(EXERCISE DIRECTIONS): Repeat every record below exactly, but leave out any pictures.
╔══
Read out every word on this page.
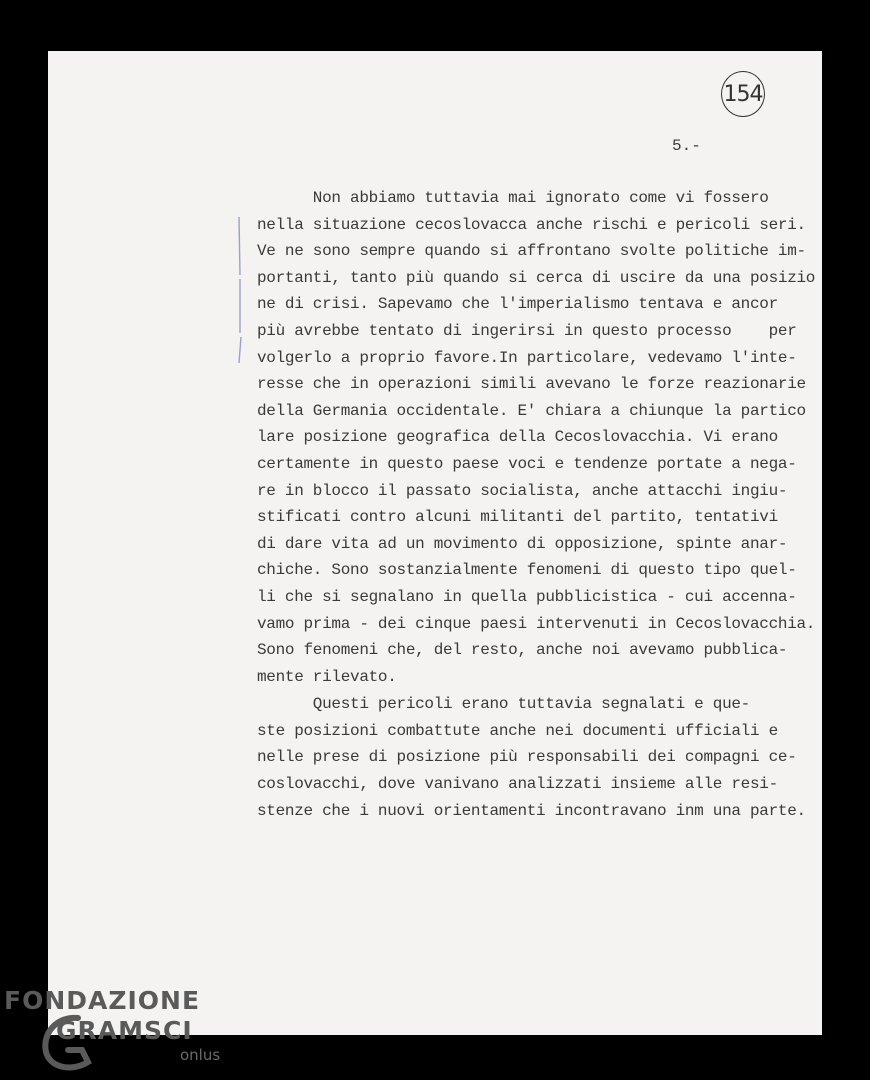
154
5.-

Non abbiamo tuttavia mai ignorato come vi fossero
nella situazione cecoslovacca anche rischi e pericoli seri.
Ve ne sono sempre quando si affrontano svolte politiche im-
portanti, tanto più quando si cerca di uscire da una posizio
ne di crisi. Sapevamo che l'imperialismo tentava e ancor
più avrebbe tentato di ingerirsi in questo processo    per
volgerlo a proprio favore.In particolare, vedevamo l'inte-
resse che in operazioni simili avevano le forze reazionarie
della Germania occidentale. E' chiara a chiunque la partico
lare posizione geografica della Cecoslovacchia. Vi erano
certamente in questo paese voci e tendenze portate a nega-
re in blocco il passato socialista, anche attacchi ingiu-
stificati contro alcuni militanti del partito, tentativi
di dare vita ad un movimento di opposizione, spinte anar-
chiche. Sono sostanzialmente fenomeni di questo tipo quel-
li che si segnalano in quella pubblicistica - cui accenna-
vamo prima - dei cinque paesi intervenuti in Cecoslovacchia.
Sono fenomeni che, del resto, anche noi avevamo pubblica-
mente rilevato.

Questi pericoli erano tuttavia segnalati e que-
ste posizioni combattute anche nei documenti ufficiali e
nelle prese di posizione più responsabili dei compagni ce-
coslovacchi, dove vanivano analizzati insieme alle resi-
stenze che i nuovi orientamenti incontravano inm una parte.

FONDAZIONE
GRAMSCI
onlus
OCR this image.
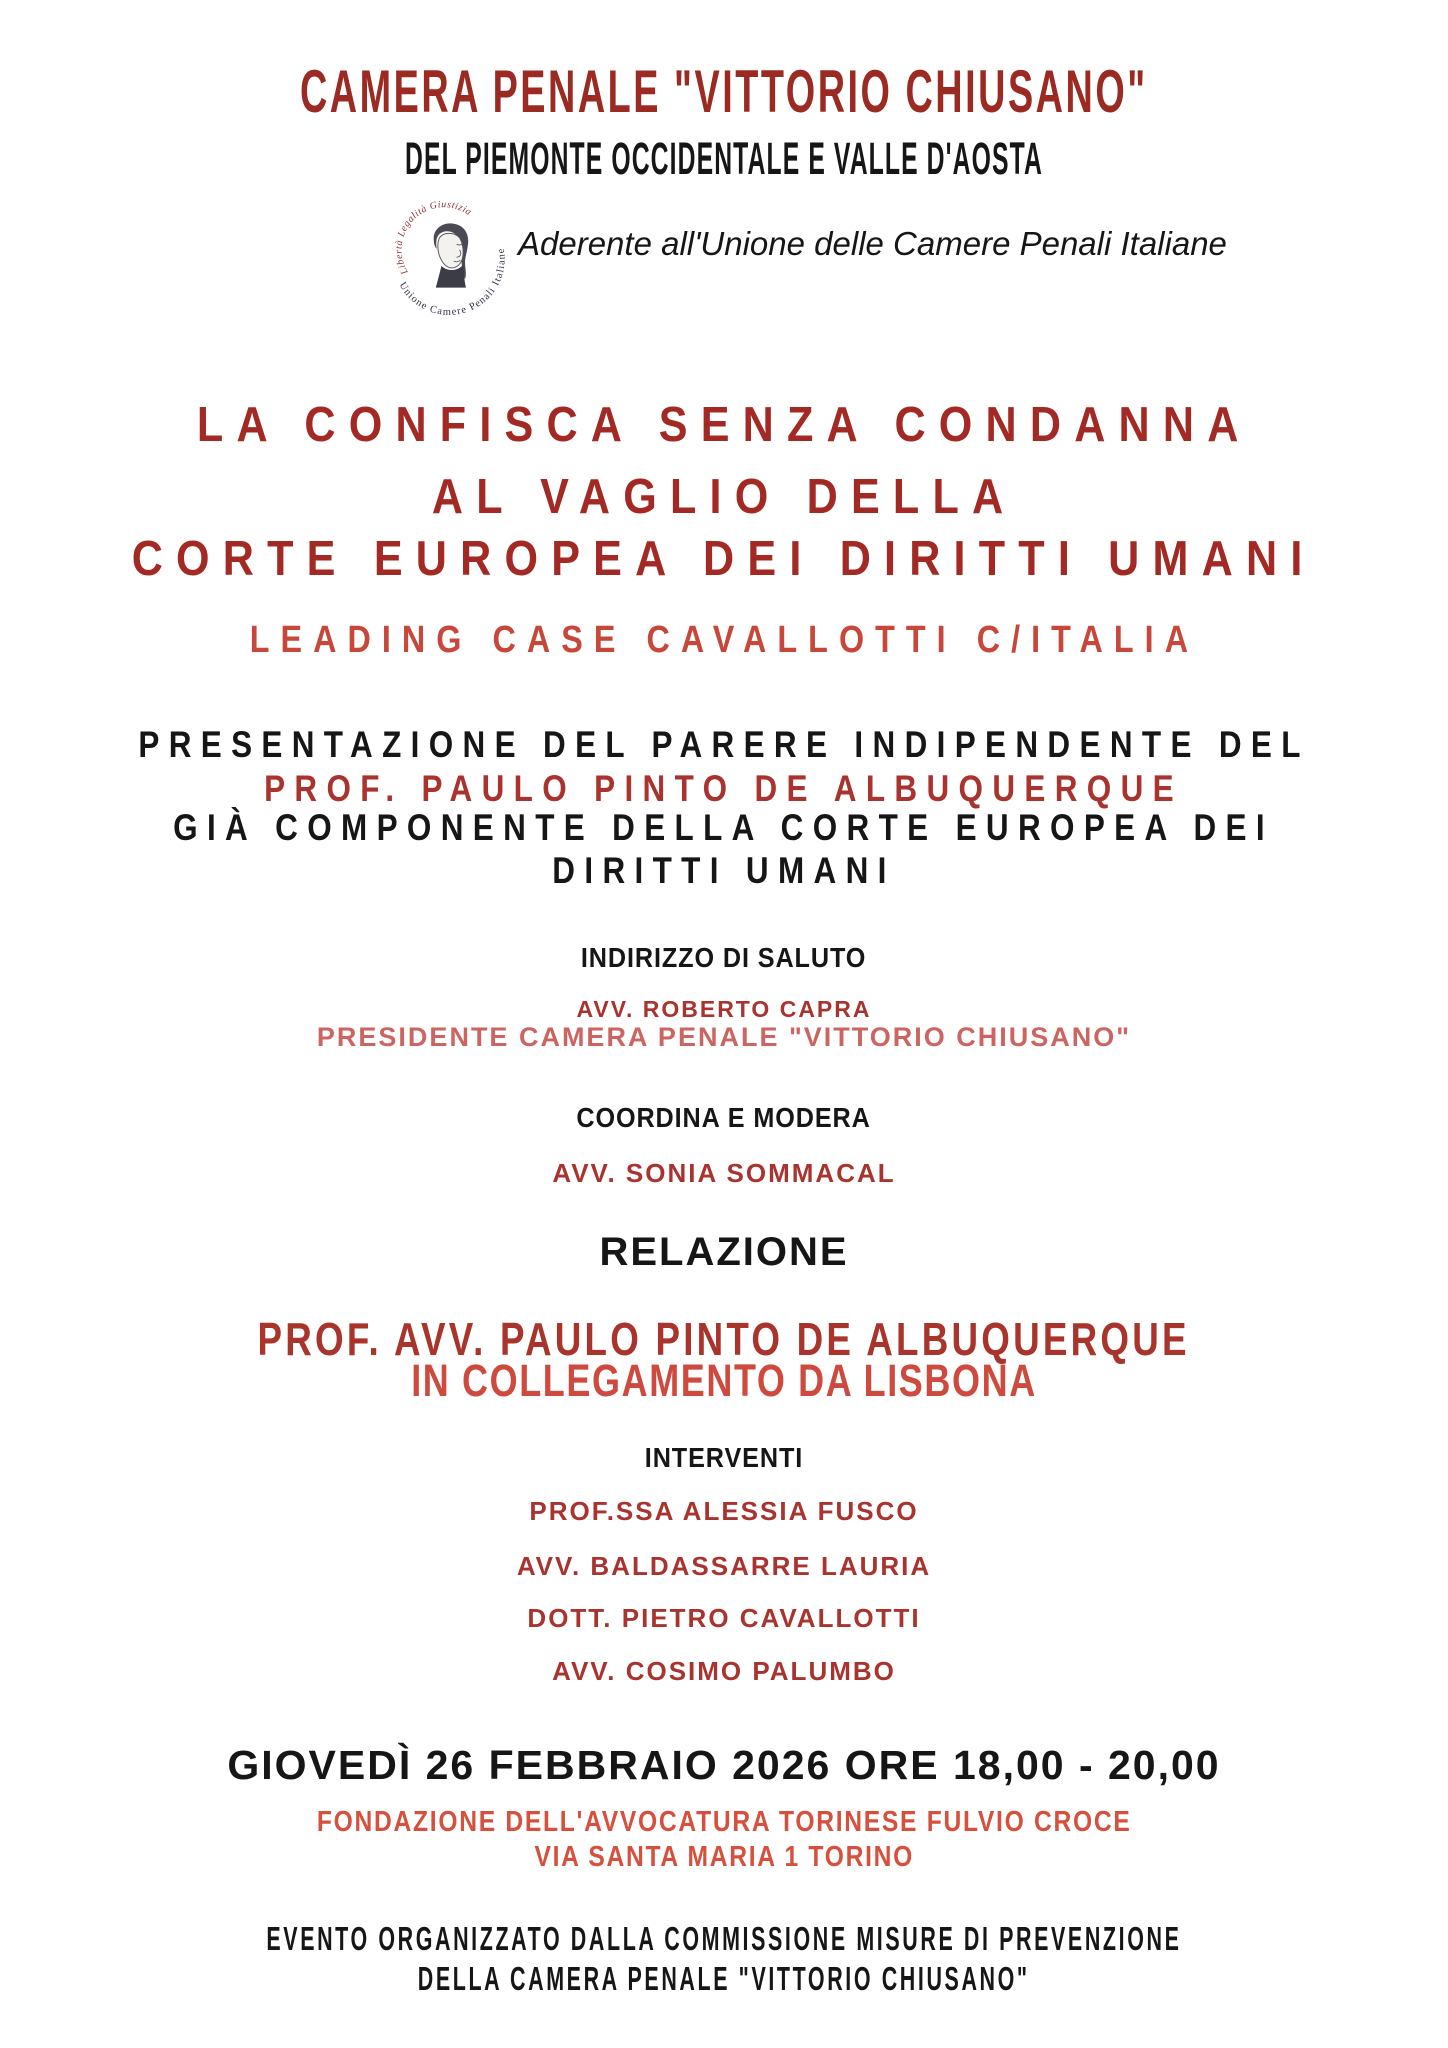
CAMERA PENALE "VITTORIO CHIUSANO"
DEL PIEMONTE OCCIDENTALE E VALLE D'AOSTA
Libertà Legalità Giustizia
Unione Camere Penali Italiane Aderente all'Unione delle Camere Penali Italiane
LA CONFISCA SENZA CONDANNA
AL VAGLIO DELLA
CORTE EUROPEA DEI DIRITTI UMANI
LEADING CASE CAVALLOTTI C/ITALIA
PRESENTAZIONE DEL PARERE INDIPENDENTE DEL
PROF. PAULO PINTO DE ALBUQUERQUE
GIÀ COMPONENTE DELLA CORTE EUROPEA DEI
DIRITTI UMANI
INDIRIZZO DI SALUTO
AVV. ROBERTO CAPRA
PRESIDENTE CAMERA PENALE "VITTORIO CHIUSANO"
COORDINA E MODERA
AVV. SONIA SOMMACAL
RELAZIONE
PROF. AVV. PAULO PINTO DE ALBUQUERQUE
IN COLLEGAMENTO DA LISBONA
INTERVENTI
PROF.SSA ALESSIA FUSCO
AVV. BALDASSARRE LAURIA
DOTT. PIETRO CAVALLOTTI
AVV. COSIMO PALUMBO
GIOVEDÌ 26 FEBBRAIO 2026 ORE 18,00 - 20,00
FONDAZIONE DELL'AVVOCATURA TORINESE FULVIO CROCE
VIA SANTA MARIA 1 TORINO
EVENTO ORGANIZZATO DALLA COMMISSIONE MISURE DI PREVENZIONE
DELLA CAMERA PENALE "VITTORIO CHIUSANO"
╚══
(WRITTEN SOLUTION):
Read out every word on this page.
154
5.-

Non abbiamo tuttavia mai ignorato come vi fossero
nella situazione cecoslovacca anche rischi e pericoli seri.
Ve ne sono sempre quando si affrontano svolte politiche im-
portanti, tanto più quando si cerca di uscire da una posizio
ne di crisi. Sapevamo che l'imperialismo tentava e ancor
più avrebbe tentato di ingerirsi in questo processo    per
volgerlo a proprio favore.In particolare, vedevamo l'inte-
resse che in operazioni simili avevano le forze reazionarie
della Germania occidentale. E' chiara a chiunque la partico
lare posizione geografica della Cecoslovacchia. Vi erano
certamente in questo paese voci e tendenze portate a nega-
re in blocco il passato socialista, anche attacchi ingiu-
stificati contro alcuni militanti del partito, tentativi
di dare vita ad un movimento di opposizione, spinte anar-
chiche. Sono sostanzialmente fenomeni di questo tipo quel-
li che si segnalano in quella pubblicistica - cui accenna-
vamo prima - dei cinque paesi intervenuti in Cecoslovacchia.
Sono fenomeni che, del resto, anche noi avevamo pubblica-
mente rilevato.

Questi pericoli erano tuttavia segnalati e que-
ste posizioni combattute anche nei documenti ufficiali e
nelle prese di posizione più responsabili dei compagni ce-
coslovacchi, dove vanivano analizzati insieme alle resi-
stenze che i nuovi orientamenti incontravano inm una parte.

FONDAZIONE
GRAMSCI
onlus
OCR this image.
CAMERA PENALE "VITTORIO CHIUSANO"
DEL PIEMONTE OCCIDENTALE E VALLE D'AOSTA
Libertà Legalità Giustizia
Unione Camere Penali Italiane Aderente all'Unione delle Camere Penali Italiane
LA CONFISCA SENZA CONDANNA
AL VAGLIO DELLA
CORTE EUROPEA DEI DIRITTI UMANI
LEADING CASE CAVALLOTTI C/ITALIA
PRESENTAZIONE DEL PARERE INDIPENDENTE DEL
PROF. PAULO PINTO DE ALBUQUERQUE
GIÀ COMPONENTE DELLA CORTE EUROPEA DEI
DIRITTI UMANI
INDIRIZZO DI SALUTO
AVV. ROBERTO CAPRA
PRESIDENTE CAMERA PENALE "VITTORIO CHIUSANO"
COORDINA E MODERA
AVV. SONIA SOMMACAL
RELAZIONE
PROF. AVV. PAULO PINTO DE ALBUQUERQUE
IN COLLEGAMENTO DA LISBONA
INTERVENTI
PROF.SSA ALESSIA FUSCO
AVV. BALDASSARRE LAURIA
DOTT. PIETRO CAVALLOTTI
AVV. COSIMO PALUMBO
GIOVEDÌ 26 FEBBRAIO 2026 ORE 18,00 - 20,00
FONDAZIONE DELL'AVVOCATURA TORINESE FULVIO CROCE
VIA SANTA MARIA 1 TORINO
EVENTO ORGANIZZATO DALLA COMMISSIONE MISURE DI PREVENZIONE
DELLA CAMERA PENALE "VITTORIO CHIUSANO"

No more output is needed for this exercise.